Exercise
Reproduce every line of the items below word for word, leaving out the pictures.

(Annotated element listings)

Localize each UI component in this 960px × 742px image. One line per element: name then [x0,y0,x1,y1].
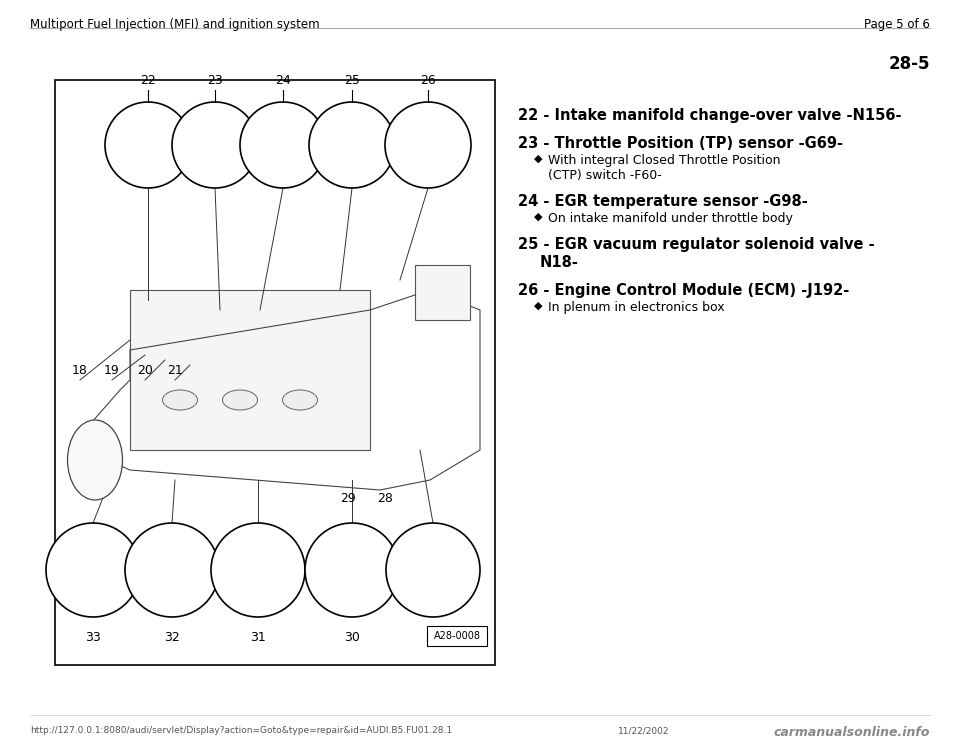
Ellipse shape [223,390,257,410]
Circle shape [385,102,471,188]
Text: A28-0008: A28-0008 [434,631,481,641]
Ellipse shape [67,420,123,500]
Text: On intake manifold under throttle body: On intake manifold under throttle body [548,212,793,225]
Circle shape [172,102,258,188]
Text: ◆: ◆ [534,212,542,222]
Bar [55,80,495,665]
Text: 21: 21 [167,364,182,376]
Text: With integral Closed Throttle Position: With integral Closed Throttle Position [548,154,780,167]
Circle shape [211,523,305,617]
Text: 18: 18 [72,364,88,376]
Text: 32: 32 [164,631,180,644]
Text: 29: 29 [340,491,356,505]
Circle shape [305,523,399,617]
Text: 33: 33 [85,631,101,644]
Text: Multiport Fuel Injection (MFI) and ignition system: Multiport Fuel Injection (MFI) and ignit… [30,18,320,31]
Text: 31: 31 [251,631,266,644]
Ellipse shape [162,390,198,410]
Text: 22: 22 [140,74,156,87]
Text: 27: 27 [425,631,441,644]
Text: 22 - Intake manifold change-over valve -N156-: 22 - Intake manifold change-over valve -… [518,108,901,123]
Circle shape [386,523,480,617]
Text: 20: 20 [137,364,153,376]
Text: ◆: ◆ [534,301,542,311]
Ellipse shape [282,390,318,410]
Text: 24: 24 [276,74,291,87]
Circle shape [105,102,191,188]
Text: 28-5: 28-5 [889,55,930,73]
Text: In plenum in electronics box: In plenum in electronics box [548,301,725,314]
Bar [415,265,470,320]
Text: 25: 25 [344,74,360,87]
Circle shape [125,523,219,617]
Text: 30: 30 [344,631,360,644]
Bar [130,290,370,450]
Text: 25 - EGR vacuum regulator solenoid valve -: 25 - EGR vacuum regulator solenoid valve… [518,237,875,252]
Circle shape [240,102,326,188]
Text: 26: 26 [420,74,436,87]
Text: 26 - Engine Control Module (ECM) -J192-: 26 - Engine Control Module (ECM) -J192- [518,283,850,298]
Text: 28: 28 [377,491,393,505]
Text: 11/22/2002: 11/22/2002 [618,726,669,735]
Circle shape [46,523,140,617]
Text: ◆: ◆ [534,154,542,164]
Text: N18-: N18- [540,255,579,270]
Text: 19: 19 [104,364,120,376]
Text: carmanualsonline.info: carmanualsonline.info [774,726,930,739]
Text: Page 5 of 6: Page 5 of 6 [864,18,930,31]
Text: (CTP) switch -F60-: (CTP) switch -F60- [548,169,661,182]
Text: 23: 23 [207,74,223,87]
Text: http://127.0.0.1:8080/audi/servlet/Display?action=Goto&type=repair&id=AUDI.B5.FU: http://127.0.0.1:8080/audi/servlet/Displ… [30,726,452,735]
Text: 24 - EGR temperature sensor -G98-: 24 - EGR temperature sensor -G98- [518,194,807,209]
Circle shape [309,102,395,188]
FancyBboxPatch shape [427,626,487,646]
Text: 23 - Throttle Position (TP) sensor -G69-: 23 - Throttle Position (TP) sensor -G69- [518,136,843,151]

Written response
Localize each UI component in this 960px × 742px image. One line per element: name then [x0,y0,x1,y1].
Ellipse shape [223,390,257,410]
Circle shape [385,102,471,188]
Text: A28-0008: A28-0008 [434,631,481,641]
Ellipse shape [67,420,123,500]
Text: On intake manifold under throttle body: On intake manifold under throttle body [548,212,793,225]
Circle shape [172,102,258,188]
Text: ◆: ◆ [534,212,542,222]
Bar [55,80,495,665]
Text: 21: 21 [167,364,182,376]
Text: With integral Closed Throttle Position: With integral Closed Throttle Position [548,154,780,167]
Circle shape [211,523,305,617]
Text: 18: 18 [72,364,88,376]
Text: 32: 32 [164,631,180,644]
Text: 29: 29 [340,491,356,505]
Circle shape [305,523,399,617]
Text: 33: 33 [85,631,101,644]
Text: Multiport Fuel Injection (MFI) and ignition system: Multiport Fuel Injection (MFI) and ignit… [30,18,320,31]
Text: 31: 31 [251,631,266,644]
Ellipse shape [162,390,198,410]
Text: 22: 22 [140,74,156,87]
Text: 27: 27 [425,631,441,644]
Text: 22 - Intake manifold change-over valve -N156-: 22 - Intake manifold change-over valve -… [518,108,901,123]
Circle shape [386,523,480,617]
Text: 20: 20 [137,364,153,376]
Text: ◆: ◆ [534,301,542,311]
Ellipse shape [282,390,318,410]
Text: 24: 24 [276,74,291,87]
Circle shape [105,102,191,188]
Text: 28-5: 28-5 [889,55,930,73]
Text: In plenum in electronics box: In plenum in electronics box [548,301,725,314]
Bar [415,265,470,320]
Text: 25: 25 [344,74,360,87]
Circle shape [125,523,219,617]
Text: 30: 30 [344,631,360,644]
Bar [130,290,370,450]
Text: 25 - EGR vacuum regulator solenoid valve -: 25 - EGR vacuum regulator solenoid valve… [518,237,875,252]
Circle shape [240,102,326,188]
Text: 26: 26 [420,74,436,87]
Text: 26 - Engine Control Module (ECM) -J192-: 26 - Engine Control Module (ECM) -J192- [518,283,850,298]
Text: 28: 28 [377,491,393,505]
Text: 11/22/2002: 11/22/2002 [618,726,669,735]
Circle shape [46,523,140,617]
Text: ◆: ◆ [534,154,542,164]
Text: N18-: N18- [540,255,579,270]
Text: 19: 19 [104,364,120,376]
Text: carmanualsonline.info: carmanualsonline.info [774,726,930,739]
Text: Page 5 of 6: Page 5 of 6 [864,18,930,31]
Text: (CTP) switch -F60-: (CTP) switch -F60- [548,169,661,182]
Text: 23: 23 [207,74,223,87]
Text: http://127.0.0.1:8080/audi/servlet/Display?action=Goto&type=repair&id=AUDI.B5.FU: http://127.0.0.1:8080/audi/servlet/Displ… [30,726,452,735]
Text: 24 - EGR temperature sensor -G98-: 24 - EGR temperature sensor -G98- [518,194,807,209]
Circle shape [309,102,395,188]
FancyBboxPatch shape [427,626,487,646]
Text: 23 - Throttle Position (TP) sensor -G69-: 23 - Throttle Position (TP) sensor -G69- [518,136,843,151]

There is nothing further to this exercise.